Dataset items:
##############################
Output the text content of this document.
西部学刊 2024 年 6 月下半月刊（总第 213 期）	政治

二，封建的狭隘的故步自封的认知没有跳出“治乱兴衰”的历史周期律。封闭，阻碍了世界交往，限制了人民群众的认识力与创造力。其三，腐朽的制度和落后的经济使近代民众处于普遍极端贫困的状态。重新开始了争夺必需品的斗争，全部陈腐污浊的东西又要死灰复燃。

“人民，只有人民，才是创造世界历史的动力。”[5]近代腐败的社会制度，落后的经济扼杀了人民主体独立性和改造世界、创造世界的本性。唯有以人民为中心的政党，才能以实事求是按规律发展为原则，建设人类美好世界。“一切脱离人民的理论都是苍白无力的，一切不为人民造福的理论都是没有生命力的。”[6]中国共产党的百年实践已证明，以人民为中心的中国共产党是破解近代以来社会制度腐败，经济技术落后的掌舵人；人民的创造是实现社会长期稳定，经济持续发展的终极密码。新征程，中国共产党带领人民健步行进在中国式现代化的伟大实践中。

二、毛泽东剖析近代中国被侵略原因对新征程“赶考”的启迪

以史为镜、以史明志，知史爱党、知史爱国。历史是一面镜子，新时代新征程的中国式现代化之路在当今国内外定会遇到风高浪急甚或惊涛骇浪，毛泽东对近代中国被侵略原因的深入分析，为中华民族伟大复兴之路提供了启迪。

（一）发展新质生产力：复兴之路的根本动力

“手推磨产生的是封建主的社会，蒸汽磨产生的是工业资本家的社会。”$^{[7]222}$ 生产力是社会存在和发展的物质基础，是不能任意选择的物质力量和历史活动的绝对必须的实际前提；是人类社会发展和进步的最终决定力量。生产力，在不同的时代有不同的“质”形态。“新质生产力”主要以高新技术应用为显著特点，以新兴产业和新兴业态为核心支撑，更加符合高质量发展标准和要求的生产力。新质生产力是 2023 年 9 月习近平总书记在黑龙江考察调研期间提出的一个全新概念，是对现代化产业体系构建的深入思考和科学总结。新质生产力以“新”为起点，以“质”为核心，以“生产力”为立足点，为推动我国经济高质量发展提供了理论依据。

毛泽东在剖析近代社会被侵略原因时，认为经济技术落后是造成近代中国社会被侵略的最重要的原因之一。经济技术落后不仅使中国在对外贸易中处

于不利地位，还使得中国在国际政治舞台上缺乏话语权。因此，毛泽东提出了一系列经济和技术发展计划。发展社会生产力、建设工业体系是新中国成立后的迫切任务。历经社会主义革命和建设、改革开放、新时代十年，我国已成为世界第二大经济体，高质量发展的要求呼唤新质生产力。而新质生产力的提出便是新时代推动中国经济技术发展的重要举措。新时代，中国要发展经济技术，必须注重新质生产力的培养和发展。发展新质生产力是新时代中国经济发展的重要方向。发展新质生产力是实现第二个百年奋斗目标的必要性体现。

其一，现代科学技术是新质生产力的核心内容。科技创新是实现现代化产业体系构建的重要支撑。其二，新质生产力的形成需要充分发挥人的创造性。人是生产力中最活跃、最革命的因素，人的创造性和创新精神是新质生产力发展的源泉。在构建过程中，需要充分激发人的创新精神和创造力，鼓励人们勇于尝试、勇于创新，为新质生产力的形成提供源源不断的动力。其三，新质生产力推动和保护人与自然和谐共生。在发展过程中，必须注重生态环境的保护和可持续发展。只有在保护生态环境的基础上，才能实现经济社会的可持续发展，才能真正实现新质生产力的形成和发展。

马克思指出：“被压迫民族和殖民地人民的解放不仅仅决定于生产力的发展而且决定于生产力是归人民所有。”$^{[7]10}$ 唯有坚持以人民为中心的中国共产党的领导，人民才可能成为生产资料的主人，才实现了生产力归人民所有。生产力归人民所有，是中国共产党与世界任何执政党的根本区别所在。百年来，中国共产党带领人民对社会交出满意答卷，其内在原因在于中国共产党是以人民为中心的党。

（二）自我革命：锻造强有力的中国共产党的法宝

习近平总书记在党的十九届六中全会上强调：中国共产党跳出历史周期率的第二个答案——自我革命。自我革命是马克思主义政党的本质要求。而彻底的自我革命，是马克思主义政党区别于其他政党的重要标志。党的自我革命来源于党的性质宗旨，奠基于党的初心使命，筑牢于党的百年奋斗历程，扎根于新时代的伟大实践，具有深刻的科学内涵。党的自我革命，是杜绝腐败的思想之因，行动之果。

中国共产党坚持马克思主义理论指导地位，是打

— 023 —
##############################
#### Required task:
Pull out and copy each line containing the string "自我革命".

#### Exercise solution:
（二）自我革命：锻造强有力的中国共产党的法宝
习近平总书记在党的十九届六中全会上强调：中国共产党跳出历史周期率的第二个答案——自我革命。自我革命是马克思主义政党的本质要求。而彻底的自我革命，是马克思主义政党区别于其他政党的重要标志。党的自我革命来源于党的性质宗旨，奠基于党的初心使命，筑牢于党的百年奋斗历程，扎根于新时代的伟大实践，具有深刻的科学内涵。党的自我革命，是杜绝腐败的思想之因，行动之果。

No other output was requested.